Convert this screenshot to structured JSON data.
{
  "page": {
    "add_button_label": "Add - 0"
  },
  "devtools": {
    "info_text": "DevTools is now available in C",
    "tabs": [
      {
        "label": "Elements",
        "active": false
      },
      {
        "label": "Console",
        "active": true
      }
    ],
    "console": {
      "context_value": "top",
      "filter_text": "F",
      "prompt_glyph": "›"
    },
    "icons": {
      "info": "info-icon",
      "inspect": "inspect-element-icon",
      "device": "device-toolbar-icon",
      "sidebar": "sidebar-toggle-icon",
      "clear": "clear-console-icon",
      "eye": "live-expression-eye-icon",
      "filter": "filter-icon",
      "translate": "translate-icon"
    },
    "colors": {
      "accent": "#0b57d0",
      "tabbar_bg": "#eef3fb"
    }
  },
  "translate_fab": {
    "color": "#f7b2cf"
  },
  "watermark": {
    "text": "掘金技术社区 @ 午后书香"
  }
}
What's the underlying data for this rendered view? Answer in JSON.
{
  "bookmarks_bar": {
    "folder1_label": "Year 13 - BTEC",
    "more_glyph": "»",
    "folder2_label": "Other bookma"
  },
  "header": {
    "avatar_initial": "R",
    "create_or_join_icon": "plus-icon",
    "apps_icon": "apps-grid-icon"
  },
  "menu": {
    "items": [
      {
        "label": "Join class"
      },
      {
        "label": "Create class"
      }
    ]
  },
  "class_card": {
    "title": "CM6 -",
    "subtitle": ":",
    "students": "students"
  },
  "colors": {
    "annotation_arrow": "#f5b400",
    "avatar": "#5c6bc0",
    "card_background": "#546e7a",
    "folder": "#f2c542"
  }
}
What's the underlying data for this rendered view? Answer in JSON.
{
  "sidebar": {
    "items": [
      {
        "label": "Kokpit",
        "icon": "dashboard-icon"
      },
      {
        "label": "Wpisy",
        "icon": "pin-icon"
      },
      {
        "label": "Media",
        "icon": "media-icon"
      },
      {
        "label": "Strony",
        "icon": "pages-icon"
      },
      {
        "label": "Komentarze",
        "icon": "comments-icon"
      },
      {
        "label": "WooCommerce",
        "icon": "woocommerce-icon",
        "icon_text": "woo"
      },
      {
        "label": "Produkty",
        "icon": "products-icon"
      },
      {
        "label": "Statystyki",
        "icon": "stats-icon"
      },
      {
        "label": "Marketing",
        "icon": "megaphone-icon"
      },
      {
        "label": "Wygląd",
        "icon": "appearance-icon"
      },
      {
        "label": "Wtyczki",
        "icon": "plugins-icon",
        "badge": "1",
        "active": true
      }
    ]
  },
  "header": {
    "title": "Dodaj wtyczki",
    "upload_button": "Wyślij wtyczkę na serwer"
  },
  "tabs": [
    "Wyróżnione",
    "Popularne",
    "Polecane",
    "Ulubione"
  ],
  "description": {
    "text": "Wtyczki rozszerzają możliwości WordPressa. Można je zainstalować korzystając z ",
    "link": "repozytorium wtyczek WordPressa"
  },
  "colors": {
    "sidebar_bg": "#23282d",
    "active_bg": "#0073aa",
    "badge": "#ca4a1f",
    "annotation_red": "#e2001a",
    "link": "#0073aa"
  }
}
------------------------------------------------------------
SHORT TASK.
Repeat the data precisely, line by line.

RESULT FOR THIS TASK.
Convert this screenshot to structured JSON data.
{
  "page": {
    "add_button_label": "Add - 0"
  },
  "devtools": {
    "info_text": "DevTools is now available in C",
    "tabs": [
      {
        "label": "Elements",
        "active": false
      },
      {
        "label": "Console",
        "active": true
      }
    ],
    "console": {
      "context_value": "top",
      "filter_text": "F",
      "prompt_glyph": "›"
    },
    "icons": {
      "info": "info-icon",
      "inspect": "inspect-element-icon",
      "device": "device-toolbar-icon",
      "sidebar": "sidebar-toggle-icon",
      "clear": "clear-console-icon",
      "eye": "live-expression-eye-icon",
      "filter": "filter-icon",
      "translate": "translate-icon"
    },
    "colors": {
      "accent": "#0b57d0",
      "tabbar_bg": "#eef3fb"
    }
  },
  "translate_fab": {
    "color": "#f7b2cf"
  },
  "watermark": {
    "text": "掘金技术社区 @ 午后书香"
  }
}
What's the underlying data for this rendered view? Answer in JSON.
{
  "bookmarks_bar": {
    "folder1_label": "Year 13 - BTEC",
    "more_glyph": "»",
    "folder2_label": "Other bookma"
  },
  "header": {
    "avatar_initial": "R",
    "create_or_join_icon": "plus-icon",
    "apps_icon": "apps-grid-icon"
  },
  "menu": {
    "items": [
      {
        "label": "Join class"
      },
      {
        "label": "Create class"
      }
    ]
  },
  "class_card": {
    "title": "CM6 -",
    "subtitle": ":",
    "students": "students"
  },
  "colors": {
    "annotation_arrow": "#f5b400",
    "avatar": "#5c6bc0",
    "card_background": "#546e7a",
    "folder": "#f2c542"
  }
}
What's the underlying data for this rendered view? Answer in JSON.
{
  "sidebar": {
    "items": [
      {
        "label": "Kokpit",
        "icon": "dashboard-icon"
      },
      {
        "label": "Wpisy",
        "icon": "pin-icon"
      },
      {
        "label": "Media",
        "icon": "media-icon"
      },
      {
        "label": "Strony",
        "icon": "pages-icon"
      },
      {
        "label": "Komentarze",
        "icon": "comments-icon"
      },
      {
        "label": "WooCommerce",
        "icon": "woocommerce-icon",
        "icon_text": "woo"
      },
      {
        "label": "Produkty",
        "icon": "products-icon"
      },
      {
        "label": "Statystyki",
        "icon": "stats-icon"
      },
      {
        "label": "Marketing",
        "icon": "megaphone-icon"
      },
      {
        "label": "Wygląd",
        "icon": "appearance-icon"
      },
      {
        "label": "Wtyczki",
        "icon": "plugins-icon",
        "badge": "1",
        "active": true
      }
    ]
  },
  "header": {
    "title": "Dodaj wtyczki",
    "upload_button": "Wyślij wtyczkę na serwer"
  },
  "tabs": [
    "Wyróżnione",
    "Popularne",
    "Polecane",
    "Ulubione"
  ],
  "description": {
    "text": "Wtyczki rozszerzają możliwości WordPressa. Można je zainstalować korzystając z ",
    "link": "repozytorium wtyczek WordPressa"
  },
  "colors": {
    "sidebar_bg": "#23282d",
    "active_bg": "#0073aa",
    "badge": "#ca4a1f",
    "annotation_red": "#e2001a",
    "link": "#0073aa"
  }
}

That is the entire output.